**EXERCISE OBJECTIVE:** Your task is to repeat the lines below exactly, excluding any pictures they contain.

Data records
┄┄┄┄┄┄┄┄┄┄┄┄┄┄┄┄┄┄┄┄

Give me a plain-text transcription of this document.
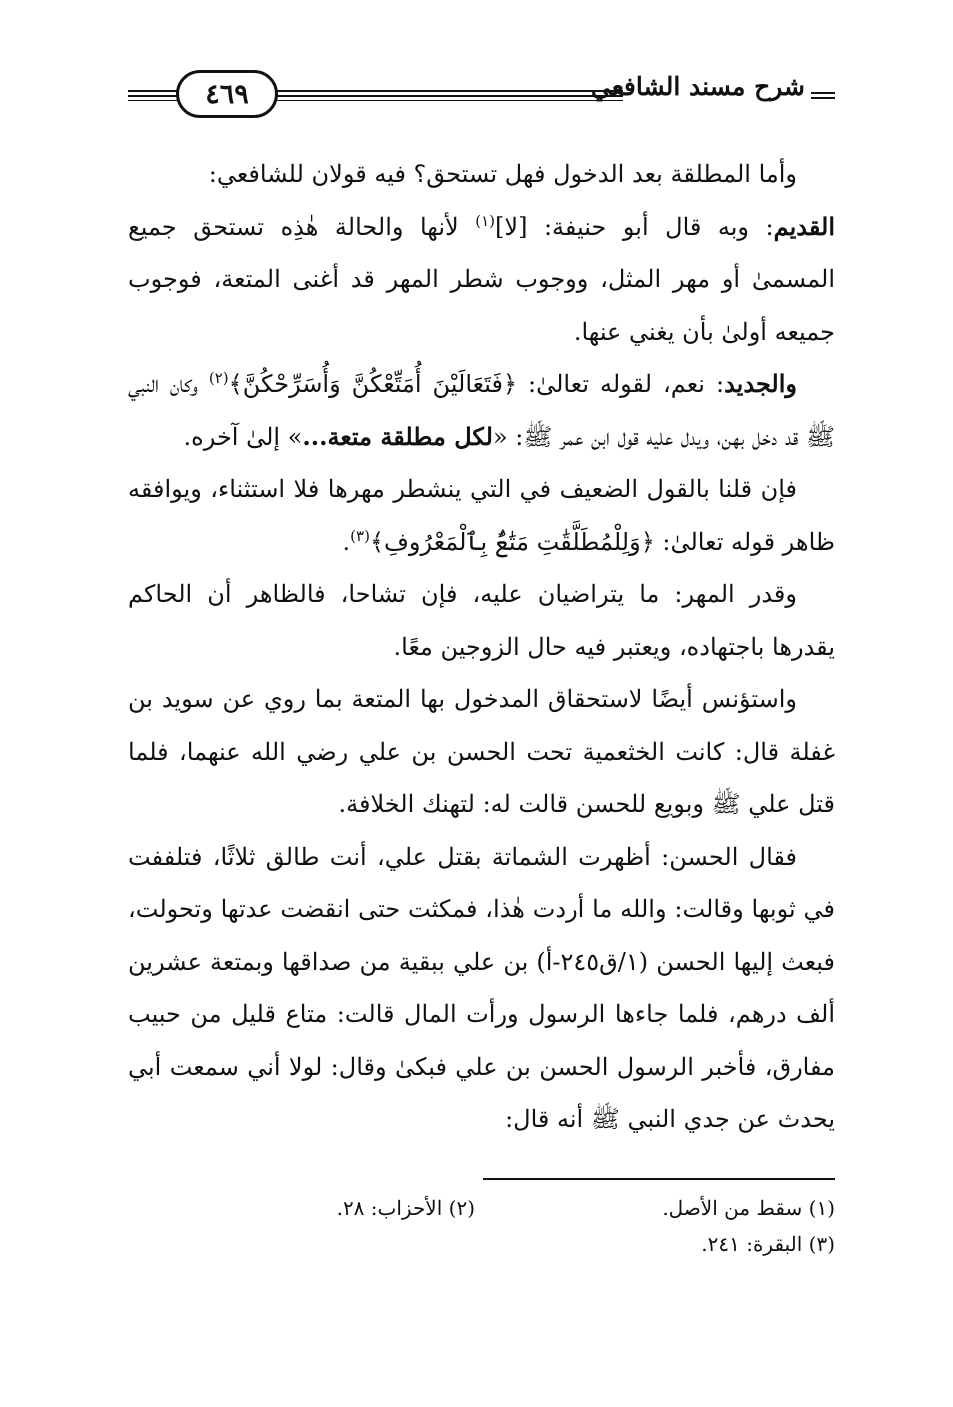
شرح مسند الشافعي
٤٦٩

وأما المطلقة بعد الدخول فهل تستحق؟ فيه قولان للشافعي:

القديم: وبه قال أبو حنيفة: [لا]$^{(١)}$ لأنها والحالة هٰذِه تستحق جميع المسمىٰ أو مهر المثل، ووجوب شطر المهر قد أغنى المتعة، فوجوب جميعه أولىٰ بأن يغني عنها.

والجديد: نعم، لقوله تعالىٰ: ﴿فَتَعَالَيْنَ أُمَتِّعْكُنَّ وَأُسَرِّحْكُنَّ﴾$^{(٢)}$ وكان النبي ﷺ قد دخل بهن، ويدل عليه قول ابن عمر ﷺ: «لكل مطلقة متعة...» إلىٰ آخره.

فإن قلنا بالقول الضعيف في التي ينشطر مهرها فلا استثناء، ويوافقه ظاهر قوله تعالىٰ: ﴿وَلِلْمُطَلَّقَٰتِ مَتَٰعٌۢ بِٱلْمَعْرُوفِ﴾$^{(٣)}$.

وقدر المهر: ما يتراضيان عليه، فإن تشاحا، فالظاهر أن الحاكم يقدرها باجتهاده، ويعتبر فيه حال الزوجين معًا.

واستؤنس أيضًا لاستحقاق المدخول بها المتعة بما روي عن سويد بن غفلة قال: كانت الخثعمية تحت الحسن بن علي رضي الله عنهما، فلما قتل علي ﷺ وبويع للحسن قالت له: لتهنك الخلافة.

فقال الحسن: أظهرت الشماتة بقتل علي، أنت طالق ثلاثًا، فتلففت في ثوبها وقالت: والله ما أردت هٰذا، فمكثت حتى انقضت عدتها وتحولت، فبعث إليها الحسن (١/ق٢٤٥-أ) بن علي ببقية من صداقها وبمتعة عشرين ألف درهم، فلما جاءها الرسول ورأت المال قالت: متاع قليل من حبيب مفارق، فأخبر الرسول الحسن بن علي فبكىٰ وقال: لولا أني سمعت أبي يحدث عن جدي النبي ﷺ أنه قال:

(١) سقط من الأصل.
(٢) الأحزاب: ٢٨.
(٣) البقرة: ٢٤١.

┄┄┄┄┄┄┄┄┄┄┄┄┄┄┄┄┄┄┄┄

**SOLUTION:**
Give me a plain-text transcription of this document.
شرح مسند الشافعي
٤٦٩

وأما المطلقة بعد الدخول فهل تستحق؟ فيه قولان للشافعي:

القديم: وبه قال أبو حنيفة: [لا]$^{(١)}$ لأنها والحالة هٰذِه تستحق جميع المسمىٰ أو مهر المثل، ووجوب شطر المهر قد أغنى المتعة، فوجوب جميعه أولىٰ بأن يغني عنها.

والجديد: نعم، لقوله تعالىٰ: ﴿فَتَعَالَيْنَ أُمَتِّعْكُنَّ وَأُسَرِّحْكُنَّ﴾$^{(٢)}$ وكان النبي ﷺ قد دخل بهن، ويدل عليه قول ابن عمر ﷺ: «لكل مطلقة متعة...» إلىٰ آخره.

فإن قلنا بالقول الضعيف في التي ينشطر مهرها فلا استثناء، ويوافقه ظاهر قوله تعالىٰ: ﴿وَلِلْمُطَلَّقَٰتِ مَتَٰعٌۢ بِٱلْمَعْرُوفِ﴾$^{(٣)}$.

وقدر المهر: ما يتراضيان عليه، فإن تشاحا، فالظاهر أن الحاكم يقدرها باجتهاده، ويعتبر فيه حال الزوجين معًا.

واستؤنس أيضًا لاستحقاق المدخول بها المتعة بما روي عن سويد بن غفلة قال: كانت الخثعمية تحت الحسن بن علي رضي الله عنهما، فلما قتل علي ﷺ وبويع للحسن قالت له: لتهنك الخلافة.

فقال الحسن: أظهرت الشماتة بقتل علي، أنت طالق ثلاثًا، فتلففت في ثوبها وقالت: والله ما أردت هٰذا، فمكثت حتى انقضت عدتها وتحولت، فبعث إليها الحسن (١/ق٢٤٥-أ) بن علي ببقية من صداقها وبمتعة عشرين ألف درهم، فلما جاءها الرسول ورأت المال قالت: متاع قليل من حبيب مفارق، فأخبر الرسول الحسن بن علي فبكىٰ وقال: لولا أني سمعت أبي يحدث عن جدي النبي ﷺ أنه قال:

(١) سقط من الأصل.
(٢) الأحزاب: ٢٨.
(٣) البقرة: ٢٤١.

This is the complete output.